→ **EXERCISE DESCRIPTION**:
Among the lines below, how many carry the string "Hole"? Reply with a number and nothing else.
****
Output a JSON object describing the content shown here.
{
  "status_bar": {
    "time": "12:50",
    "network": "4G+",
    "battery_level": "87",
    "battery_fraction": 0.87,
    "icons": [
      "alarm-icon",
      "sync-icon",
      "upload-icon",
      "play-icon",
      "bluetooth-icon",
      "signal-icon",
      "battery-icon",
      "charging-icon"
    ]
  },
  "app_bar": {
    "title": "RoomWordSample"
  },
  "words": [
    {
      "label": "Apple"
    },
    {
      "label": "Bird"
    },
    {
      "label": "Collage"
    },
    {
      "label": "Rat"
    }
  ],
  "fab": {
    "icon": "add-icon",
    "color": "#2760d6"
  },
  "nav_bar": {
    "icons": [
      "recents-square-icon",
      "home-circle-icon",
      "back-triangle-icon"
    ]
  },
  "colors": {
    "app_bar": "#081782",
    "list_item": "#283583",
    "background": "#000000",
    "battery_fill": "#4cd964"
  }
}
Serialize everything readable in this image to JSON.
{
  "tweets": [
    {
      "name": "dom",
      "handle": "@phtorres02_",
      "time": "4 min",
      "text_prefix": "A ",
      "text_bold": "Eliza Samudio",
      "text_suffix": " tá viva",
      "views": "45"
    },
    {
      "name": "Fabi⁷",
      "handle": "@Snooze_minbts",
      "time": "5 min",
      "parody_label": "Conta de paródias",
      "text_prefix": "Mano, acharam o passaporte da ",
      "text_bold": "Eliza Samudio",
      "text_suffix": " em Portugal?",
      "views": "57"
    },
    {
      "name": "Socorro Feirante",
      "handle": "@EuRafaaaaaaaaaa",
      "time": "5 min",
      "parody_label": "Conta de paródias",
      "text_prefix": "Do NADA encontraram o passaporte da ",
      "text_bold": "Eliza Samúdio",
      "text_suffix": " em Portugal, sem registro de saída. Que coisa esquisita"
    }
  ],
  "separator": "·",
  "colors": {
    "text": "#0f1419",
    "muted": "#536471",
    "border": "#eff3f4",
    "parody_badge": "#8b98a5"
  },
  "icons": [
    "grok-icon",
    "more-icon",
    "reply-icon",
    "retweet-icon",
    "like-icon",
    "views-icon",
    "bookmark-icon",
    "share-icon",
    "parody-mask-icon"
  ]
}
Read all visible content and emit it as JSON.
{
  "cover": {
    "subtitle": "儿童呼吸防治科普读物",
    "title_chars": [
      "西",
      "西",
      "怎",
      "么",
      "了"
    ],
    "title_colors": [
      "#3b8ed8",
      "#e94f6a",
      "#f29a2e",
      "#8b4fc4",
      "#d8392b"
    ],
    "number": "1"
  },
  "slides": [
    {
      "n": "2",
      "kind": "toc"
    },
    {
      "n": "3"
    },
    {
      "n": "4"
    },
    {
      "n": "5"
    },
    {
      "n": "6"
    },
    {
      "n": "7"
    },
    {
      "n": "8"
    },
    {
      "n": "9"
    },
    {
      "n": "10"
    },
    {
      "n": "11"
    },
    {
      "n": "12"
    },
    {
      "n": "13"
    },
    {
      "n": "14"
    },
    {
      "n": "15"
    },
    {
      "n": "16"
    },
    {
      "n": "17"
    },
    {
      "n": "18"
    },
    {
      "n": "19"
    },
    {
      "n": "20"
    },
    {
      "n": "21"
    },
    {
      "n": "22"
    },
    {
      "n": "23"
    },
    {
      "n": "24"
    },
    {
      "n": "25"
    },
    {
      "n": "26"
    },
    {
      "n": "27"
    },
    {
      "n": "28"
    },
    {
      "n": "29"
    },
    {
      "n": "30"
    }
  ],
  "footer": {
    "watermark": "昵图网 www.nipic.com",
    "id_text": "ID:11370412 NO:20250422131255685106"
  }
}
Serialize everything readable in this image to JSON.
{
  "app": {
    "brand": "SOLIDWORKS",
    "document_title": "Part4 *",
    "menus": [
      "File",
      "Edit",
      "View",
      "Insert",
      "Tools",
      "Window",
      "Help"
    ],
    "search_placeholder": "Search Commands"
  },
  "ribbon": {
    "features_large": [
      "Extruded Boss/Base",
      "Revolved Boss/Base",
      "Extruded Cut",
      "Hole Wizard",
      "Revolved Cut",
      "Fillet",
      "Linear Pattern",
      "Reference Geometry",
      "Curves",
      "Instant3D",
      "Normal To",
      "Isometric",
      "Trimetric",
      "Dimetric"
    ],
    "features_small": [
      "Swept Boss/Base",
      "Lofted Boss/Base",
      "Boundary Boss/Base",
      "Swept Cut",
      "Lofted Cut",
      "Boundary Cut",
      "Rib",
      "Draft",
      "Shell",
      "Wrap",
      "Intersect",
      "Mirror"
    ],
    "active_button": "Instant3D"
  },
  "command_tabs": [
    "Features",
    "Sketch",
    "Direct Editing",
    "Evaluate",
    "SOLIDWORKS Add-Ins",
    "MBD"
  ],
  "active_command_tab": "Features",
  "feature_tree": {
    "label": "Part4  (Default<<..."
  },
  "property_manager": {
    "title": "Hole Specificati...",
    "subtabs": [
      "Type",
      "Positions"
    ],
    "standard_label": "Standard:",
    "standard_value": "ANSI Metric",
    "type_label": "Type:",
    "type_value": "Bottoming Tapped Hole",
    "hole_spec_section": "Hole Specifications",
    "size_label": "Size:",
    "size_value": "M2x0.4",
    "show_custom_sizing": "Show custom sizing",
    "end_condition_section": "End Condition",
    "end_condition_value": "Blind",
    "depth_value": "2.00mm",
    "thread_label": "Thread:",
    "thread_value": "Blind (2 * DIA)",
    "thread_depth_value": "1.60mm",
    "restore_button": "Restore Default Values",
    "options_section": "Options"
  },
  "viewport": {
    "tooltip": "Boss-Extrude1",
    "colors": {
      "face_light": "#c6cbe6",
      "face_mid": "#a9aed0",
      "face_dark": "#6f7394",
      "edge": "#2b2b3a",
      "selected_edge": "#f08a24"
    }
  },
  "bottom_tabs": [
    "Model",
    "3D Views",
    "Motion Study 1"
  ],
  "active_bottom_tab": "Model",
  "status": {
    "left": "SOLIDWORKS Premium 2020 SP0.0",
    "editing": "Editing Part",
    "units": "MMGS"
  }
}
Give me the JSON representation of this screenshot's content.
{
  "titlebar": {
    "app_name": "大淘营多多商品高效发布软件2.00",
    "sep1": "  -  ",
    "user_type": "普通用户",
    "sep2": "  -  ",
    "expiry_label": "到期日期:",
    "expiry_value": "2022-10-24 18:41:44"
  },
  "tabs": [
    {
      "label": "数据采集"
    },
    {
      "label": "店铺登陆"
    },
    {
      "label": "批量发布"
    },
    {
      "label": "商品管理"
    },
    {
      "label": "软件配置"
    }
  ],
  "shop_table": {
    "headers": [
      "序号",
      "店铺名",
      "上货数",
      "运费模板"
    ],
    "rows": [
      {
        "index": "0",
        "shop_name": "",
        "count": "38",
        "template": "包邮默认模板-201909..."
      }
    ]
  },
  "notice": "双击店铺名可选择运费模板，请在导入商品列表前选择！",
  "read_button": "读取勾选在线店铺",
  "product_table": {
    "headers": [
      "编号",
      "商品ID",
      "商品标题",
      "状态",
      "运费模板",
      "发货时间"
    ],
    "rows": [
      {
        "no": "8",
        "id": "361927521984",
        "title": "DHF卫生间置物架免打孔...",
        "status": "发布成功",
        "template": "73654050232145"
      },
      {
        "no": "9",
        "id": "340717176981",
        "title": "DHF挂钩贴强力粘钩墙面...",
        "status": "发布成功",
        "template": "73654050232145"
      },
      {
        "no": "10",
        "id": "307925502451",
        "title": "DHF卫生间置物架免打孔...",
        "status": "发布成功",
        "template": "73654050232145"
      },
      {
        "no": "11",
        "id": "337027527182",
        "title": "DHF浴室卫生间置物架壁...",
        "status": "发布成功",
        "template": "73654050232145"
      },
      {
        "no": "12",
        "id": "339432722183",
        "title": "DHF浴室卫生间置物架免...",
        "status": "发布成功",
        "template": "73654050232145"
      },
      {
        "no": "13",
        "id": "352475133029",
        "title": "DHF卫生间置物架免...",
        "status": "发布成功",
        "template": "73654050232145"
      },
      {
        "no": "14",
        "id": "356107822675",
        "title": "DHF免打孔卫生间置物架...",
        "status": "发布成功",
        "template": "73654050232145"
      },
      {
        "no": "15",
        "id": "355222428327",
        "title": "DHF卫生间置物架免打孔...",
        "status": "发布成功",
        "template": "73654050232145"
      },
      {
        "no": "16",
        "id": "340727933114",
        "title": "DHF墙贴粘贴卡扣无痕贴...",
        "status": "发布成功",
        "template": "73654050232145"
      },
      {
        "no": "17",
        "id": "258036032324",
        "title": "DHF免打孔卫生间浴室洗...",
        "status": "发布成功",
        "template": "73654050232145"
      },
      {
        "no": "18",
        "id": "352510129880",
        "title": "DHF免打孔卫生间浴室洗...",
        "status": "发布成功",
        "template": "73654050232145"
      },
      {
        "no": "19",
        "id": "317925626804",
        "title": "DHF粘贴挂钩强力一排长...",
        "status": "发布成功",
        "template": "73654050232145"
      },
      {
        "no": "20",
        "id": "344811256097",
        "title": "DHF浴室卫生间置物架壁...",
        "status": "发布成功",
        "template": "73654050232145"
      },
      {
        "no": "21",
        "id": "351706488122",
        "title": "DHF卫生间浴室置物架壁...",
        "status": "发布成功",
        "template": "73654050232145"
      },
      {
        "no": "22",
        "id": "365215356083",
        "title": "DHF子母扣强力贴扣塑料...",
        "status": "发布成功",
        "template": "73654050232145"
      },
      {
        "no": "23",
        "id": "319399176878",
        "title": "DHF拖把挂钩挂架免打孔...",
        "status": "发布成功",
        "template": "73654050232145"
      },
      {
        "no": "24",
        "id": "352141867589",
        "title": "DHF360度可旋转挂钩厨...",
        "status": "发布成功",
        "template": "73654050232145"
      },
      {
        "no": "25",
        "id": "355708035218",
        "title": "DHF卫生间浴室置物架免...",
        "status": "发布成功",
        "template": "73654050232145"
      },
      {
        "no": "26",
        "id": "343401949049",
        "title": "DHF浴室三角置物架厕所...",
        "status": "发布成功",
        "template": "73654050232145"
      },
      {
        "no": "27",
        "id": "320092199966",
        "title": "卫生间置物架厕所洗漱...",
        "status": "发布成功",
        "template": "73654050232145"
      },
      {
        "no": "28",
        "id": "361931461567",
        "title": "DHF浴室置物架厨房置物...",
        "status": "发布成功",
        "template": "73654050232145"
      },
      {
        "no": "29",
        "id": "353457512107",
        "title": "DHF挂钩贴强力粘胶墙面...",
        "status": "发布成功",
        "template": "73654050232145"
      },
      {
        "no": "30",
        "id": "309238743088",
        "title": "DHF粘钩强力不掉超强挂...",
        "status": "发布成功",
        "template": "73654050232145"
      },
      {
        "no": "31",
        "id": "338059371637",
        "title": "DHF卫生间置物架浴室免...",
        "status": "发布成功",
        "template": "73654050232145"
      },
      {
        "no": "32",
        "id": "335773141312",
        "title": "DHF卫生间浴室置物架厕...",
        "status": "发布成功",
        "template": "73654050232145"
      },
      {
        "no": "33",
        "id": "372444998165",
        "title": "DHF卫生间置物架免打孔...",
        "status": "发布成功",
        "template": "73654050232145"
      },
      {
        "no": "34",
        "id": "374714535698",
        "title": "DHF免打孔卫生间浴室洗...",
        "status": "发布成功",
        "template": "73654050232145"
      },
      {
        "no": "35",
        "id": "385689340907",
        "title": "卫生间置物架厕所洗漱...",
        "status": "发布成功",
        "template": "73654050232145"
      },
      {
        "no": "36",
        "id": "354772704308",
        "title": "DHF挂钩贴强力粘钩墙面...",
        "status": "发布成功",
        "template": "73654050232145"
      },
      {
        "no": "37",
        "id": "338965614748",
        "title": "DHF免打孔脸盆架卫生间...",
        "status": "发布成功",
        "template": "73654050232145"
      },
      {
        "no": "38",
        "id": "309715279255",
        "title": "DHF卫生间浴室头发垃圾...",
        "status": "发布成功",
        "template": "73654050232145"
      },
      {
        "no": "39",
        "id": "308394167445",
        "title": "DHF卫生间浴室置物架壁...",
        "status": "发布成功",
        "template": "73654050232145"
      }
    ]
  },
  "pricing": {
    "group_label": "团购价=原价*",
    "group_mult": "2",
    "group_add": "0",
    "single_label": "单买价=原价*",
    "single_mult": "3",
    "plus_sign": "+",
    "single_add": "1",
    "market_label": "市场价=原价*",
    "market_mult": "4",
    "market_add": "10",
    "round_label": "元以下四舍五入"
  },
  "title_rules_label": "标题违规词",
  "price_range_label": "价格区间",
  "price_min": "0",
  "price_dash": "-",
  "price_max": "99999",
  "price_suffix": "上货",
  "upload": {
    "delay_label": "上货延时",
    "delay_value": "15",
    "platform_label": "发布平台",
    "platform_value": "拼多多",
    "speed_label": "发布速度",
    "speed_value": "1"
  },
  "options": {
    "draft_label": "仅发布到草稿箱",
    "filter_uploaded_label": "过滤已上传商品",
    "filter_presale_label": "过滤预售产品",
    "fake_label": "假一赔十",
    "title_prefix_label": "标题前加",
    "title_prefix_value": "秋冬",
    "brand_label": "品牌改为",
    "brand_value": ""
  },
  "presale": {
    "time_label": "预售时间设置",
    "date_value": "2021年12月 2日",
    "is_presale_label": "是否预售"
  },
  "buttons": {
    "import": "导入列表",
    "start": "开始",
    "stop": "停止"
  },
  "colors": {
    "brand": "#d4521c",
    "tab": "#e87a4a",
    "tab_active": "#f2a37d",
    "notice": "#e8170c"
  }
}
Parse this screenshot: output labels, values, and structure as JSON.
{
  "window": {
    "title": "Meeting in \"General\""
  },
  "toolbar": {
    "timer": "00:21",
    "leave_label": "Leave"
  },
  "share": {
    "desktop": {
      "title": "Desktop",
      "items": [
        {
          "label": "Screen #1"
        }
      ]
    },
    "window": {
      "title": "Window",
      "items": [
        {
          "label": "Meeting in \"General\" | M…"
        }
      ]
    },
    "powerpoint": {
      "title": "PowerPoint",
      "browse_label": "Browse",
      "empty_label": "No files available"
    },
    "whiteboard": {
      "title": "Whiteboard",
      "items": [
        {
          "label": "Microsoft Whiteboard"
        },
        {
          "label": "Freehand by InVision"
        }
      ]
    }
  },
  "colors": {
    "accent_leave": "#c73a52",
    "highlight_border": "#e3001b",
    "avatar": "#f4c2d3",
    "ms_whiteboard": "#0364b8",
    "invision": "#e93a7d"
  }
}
****
→ **OUTPUT**:
4